▼▼▼

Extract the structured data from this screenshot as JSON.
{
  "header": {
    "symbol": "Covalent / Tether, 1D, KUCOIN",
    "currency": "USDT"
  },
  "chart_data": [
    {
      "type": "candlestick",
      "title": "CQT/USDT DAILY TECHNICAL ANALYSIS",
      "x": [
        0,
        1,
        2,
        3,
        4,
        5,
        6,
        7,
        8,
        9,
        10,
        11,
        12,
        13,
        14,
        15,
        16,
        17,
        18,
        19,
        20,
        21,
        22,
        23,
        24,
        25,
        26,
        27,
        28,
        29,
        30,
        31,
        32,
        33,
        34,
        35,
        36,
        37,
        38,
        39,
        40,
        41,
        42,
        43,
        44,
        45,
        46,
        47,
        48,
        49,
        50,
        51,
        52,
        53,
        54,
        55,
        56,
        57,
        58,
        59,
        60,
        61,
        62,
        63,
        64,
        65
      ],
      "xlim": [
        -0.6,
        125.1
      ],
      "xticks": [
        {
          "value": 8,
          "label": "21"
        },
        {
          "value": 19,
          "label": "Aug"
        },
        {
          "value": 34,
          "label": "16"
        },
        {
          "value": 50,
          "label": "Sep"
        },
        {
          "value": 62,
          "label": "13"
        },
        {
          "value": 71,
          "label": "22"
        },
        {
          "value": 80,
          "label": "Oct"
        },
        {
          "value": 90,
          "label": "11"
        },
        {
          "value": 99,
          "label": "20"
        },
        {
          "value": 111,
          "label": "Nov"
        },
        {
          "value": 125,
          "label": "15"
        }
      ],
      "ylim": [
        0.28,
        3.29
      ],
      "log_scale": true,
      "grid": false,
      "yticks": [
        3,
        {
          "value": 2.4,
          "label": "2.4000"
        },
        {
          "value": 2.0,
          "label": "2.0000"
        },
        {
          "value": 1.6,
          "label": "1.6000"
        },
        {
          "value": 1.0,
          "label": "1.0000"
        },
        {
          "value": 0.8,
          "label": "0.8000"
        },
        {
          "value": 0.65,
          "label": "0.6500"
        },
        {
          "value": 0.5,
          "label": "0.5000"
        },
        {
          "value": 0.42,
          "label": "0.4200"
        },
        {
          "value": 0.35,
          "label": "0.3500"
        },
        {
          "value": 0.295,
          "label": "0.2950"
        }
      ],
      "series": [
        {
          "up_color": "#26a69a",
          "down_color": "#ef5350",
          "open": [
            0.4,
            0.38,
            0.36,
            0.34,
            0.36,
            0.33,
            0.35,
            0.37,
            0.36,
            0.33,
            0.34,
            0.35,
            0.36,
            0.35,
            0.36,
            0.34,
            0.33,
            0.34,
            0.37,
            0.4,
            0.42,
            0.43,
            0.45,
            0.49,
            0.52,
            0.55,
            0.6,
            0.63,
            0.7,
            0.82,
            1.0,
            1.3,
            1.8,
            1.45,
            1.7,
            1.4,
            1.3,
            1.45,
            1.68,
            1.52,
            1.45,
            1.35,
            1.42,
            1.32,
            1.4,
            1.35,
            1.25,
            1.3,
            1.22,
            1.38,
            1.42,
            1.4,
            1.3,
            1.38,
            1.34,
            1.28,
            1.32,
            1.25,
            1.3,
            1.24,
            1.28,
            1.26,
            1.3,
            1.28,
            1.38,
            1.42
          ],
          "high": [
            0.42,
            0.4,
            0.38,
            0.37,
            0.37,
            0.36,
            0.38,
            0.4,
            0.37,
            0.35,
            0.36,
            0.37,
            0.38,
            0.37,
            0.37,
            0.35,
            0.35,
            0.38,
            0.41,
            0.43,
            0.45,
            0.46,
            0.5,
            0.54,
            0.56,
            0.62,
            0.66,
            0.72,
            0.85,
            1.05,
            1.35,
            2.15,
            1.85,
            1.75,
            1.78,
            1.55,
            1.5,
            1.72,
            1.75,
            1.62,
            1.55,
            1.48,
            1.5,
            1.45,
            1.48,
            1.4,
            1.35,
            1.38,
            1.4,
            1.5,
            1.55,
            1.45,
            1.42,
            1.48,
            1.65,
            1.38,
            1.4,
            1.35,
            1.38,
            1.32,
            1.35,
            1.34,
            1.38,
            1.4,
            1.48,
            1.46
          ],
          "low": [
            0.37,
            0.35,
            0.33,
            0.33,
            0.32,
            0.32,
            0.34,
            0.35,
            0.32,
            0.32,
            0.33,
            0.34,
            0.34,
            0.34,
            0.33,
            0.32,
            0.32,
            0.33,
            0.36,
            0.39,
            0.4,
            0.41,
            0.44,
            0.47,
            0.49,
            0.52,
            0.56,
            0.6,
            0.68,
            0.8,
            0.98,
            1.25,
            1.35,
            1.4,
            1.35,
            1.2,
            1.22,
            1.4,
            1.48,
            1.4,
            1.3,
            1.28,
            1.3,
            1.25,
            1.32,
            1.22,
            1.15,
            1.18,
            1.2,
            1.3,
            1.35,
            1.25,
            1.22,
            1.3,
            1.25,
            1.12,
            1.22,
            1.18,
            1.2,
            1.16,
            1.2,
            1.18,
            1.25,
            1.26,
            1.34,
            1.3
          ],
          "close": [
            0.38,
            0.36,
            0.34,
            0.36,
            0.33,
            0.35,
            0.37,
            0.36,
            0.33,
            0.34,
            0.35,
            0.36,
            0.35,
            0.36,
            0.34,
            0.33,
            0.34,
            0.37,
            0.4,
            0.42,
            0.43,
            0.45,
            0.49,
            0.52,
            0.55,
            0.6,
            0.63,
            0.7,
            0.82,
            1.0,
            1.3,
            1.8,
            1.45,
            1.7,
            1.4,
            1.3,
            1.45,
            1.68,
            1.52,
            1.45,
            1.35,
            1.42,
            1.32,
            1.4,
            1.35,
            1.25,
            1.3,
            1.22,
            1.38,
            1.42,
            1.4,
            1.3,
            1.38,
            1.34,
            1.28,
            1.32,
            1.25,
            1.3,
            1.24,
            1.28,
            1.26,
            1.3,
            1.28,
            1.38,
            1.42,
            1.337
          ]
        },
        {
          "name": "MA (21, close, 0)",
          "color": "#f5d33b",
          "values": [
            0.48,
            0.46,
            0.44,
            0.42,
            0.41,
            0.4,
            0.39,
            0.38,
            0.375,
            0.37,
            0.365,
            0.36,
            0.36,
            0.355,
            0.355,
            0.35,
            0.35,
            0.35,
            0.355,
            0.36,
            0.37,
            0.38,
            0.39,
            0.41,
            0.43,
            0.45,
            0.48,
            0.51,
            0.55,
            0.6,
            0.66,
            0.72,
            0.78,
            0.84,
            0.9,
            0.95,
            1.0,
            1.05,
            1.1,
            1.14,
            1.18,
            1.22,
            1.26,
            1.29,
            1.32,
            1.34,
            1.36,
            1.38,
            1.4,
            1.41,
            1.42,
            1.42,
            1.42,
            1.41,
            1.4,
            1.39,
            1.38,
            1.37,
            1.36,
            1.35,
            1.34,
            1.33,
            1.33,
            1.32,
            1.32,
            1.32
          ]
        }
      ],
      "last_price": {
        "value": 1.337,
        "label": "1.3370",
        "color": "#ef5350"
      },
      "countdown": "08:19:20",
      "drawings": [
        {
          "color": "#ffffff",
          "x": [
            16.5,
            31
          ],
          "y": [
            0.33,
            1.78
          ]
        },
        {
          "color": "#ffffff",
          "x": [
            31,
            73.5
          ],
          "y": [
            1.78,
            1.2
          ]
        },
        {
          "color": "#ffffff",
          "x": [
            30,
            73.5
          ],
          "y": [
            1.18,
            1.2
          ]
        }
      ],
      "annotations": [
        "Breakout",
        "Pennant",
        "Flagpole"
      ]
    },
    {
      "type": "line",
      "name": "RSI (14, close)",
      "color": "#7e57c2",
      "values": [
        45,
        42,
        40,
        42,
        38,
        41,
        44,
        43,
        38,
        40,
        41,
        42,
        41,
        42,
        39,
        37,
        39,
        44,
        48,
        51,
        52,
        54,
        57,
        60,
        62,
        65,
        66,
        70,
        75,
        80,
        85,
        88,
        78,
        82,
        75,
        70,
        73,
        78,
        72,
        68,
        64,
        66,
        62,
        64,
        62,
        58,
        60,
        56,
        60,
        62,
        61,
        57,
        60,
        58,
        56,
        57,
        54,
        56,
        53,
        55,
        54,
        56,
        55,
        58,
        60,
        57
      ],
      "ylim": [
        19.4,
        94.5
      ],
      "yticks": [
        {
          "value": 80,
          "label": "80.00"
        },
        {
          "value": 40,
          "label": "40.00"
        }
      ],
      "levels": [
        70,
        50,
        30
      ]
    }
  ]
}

▲▲▲

Count all lines of the data that include "USDT". The answer is the number alone.

Solution
2